§ DIRECTION
From the listing below, pull each line that includes "source".

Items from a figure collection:
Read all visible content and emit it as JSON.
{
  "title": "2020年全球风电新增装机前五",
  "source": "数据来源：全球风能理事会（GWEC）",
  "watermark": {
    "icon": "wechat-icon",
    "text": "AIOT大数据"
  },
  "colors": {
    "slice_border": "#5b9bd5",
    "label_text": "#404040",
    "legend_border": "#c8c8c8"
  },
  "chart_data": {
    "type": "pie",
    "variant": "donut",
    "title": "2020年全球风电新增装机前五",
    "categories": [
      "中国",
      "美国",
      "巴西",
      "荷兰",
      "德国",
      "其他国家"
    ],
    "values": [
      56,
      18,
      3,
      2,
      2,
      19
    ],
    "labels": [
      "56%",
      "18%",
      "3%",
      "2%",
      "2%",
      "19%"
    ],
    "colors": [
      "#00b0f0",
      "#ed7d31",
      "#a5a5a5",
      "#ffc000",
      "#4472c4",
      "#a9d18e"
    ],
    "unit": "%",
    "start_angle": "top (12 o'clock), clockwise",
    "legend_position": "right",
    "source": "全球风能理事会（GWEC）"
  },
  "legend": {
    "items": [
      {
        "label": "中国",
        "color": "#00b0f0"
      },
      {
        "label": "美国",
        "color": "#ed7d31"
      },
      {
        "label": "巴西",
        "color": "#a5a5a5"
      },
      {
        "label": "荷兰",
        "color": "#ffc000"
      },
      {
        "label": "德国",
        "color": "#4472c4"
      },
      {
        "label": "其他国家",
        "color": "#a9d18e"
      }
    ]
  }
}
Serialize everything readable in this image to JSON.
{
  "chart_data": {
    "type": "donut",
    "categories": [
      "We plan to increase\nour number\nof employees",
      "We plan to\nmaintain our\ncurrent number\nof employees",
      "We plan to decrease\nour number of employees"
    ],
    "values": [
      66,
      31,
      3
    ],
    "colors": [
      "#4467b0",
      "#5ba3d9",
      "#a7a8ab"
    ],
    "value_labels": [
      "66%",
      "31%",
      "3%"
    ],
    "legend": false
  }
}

§ PROBLEM SOLUTION
  "source": "数据来源：全球风能理事会（GWEC）",
    "source": "全球风能理事会（GWEC）"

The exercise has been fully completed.